Data excerpts
- - -

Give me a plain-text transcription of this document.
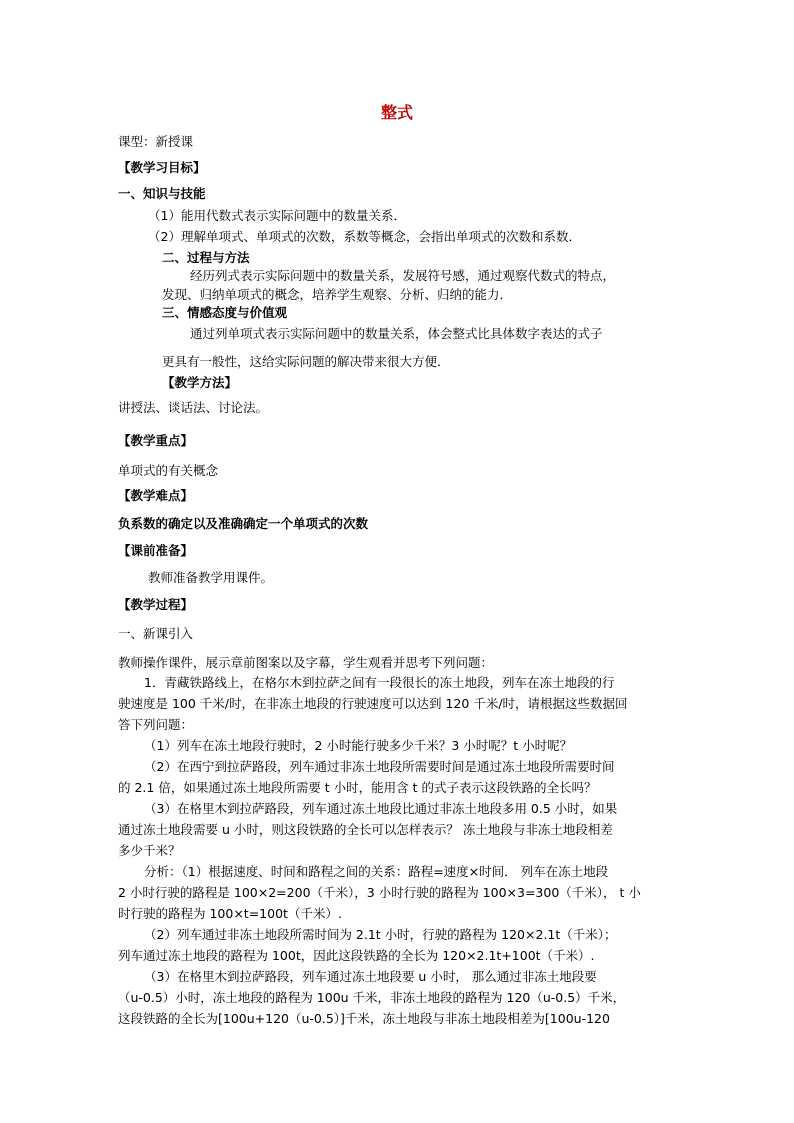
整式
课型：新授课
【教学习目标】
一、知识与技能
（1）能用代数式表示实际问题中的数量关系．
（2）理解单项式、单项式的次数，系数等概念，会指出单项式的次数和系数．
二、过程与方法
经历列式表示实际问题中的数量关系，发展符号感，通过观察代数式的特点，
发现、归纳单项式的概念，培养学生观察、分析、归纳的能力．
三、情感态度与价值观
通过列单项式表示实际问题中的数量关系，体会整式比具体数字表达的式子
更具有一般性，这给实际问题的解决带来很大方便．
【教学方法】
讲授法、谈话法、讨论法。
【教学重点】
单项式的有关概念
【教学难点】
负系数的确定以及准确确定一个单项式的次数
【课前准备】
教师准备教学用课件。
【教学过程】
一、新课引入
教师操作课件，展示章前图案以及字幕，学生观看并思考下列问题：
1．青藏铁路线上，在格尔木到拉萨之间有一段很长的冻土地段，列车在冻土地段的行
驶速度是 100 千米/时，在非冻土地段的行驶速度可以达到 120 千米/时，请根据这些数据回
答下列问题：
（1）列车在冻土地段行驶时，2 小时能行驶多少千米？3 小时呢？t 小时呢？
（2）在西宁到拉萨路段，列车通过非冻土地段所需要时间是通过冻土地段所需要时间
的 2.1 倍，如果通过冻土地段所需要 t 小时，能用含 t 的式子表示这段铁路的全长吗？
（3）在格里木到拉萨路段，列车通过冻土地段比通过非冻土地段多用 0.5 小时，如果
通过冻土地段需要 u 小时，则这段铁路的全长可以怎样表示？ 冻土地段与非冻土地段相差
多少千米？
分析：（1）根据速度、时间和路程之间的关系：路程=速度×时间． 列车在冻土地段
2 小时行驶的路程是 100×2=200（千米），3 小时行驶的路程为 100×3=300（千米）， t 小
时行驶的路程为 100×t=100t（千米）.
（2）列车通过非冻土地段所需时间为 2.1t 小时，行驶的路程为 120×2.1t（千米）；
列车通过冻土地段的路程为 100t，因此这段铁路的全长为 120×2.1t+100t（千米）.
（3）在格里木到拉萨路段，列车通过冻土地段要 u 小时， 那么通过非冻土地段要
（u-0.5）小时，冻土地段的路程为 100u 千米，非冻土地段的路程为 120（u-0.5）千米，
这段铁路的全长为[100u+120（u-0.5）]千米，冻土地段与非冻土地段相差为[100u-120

- - -

Copy, from the material above, each line in which the string "在格里木到拉萨路段" occurs.

（3）在格里木到拉萨路段，列车通过冻土地段比通过非冻土地段多用 0.5 小时，如果
（3）在格里木到拉萨路段，列车通过冻土地段要 u 小时， 那么通过非冻土地段要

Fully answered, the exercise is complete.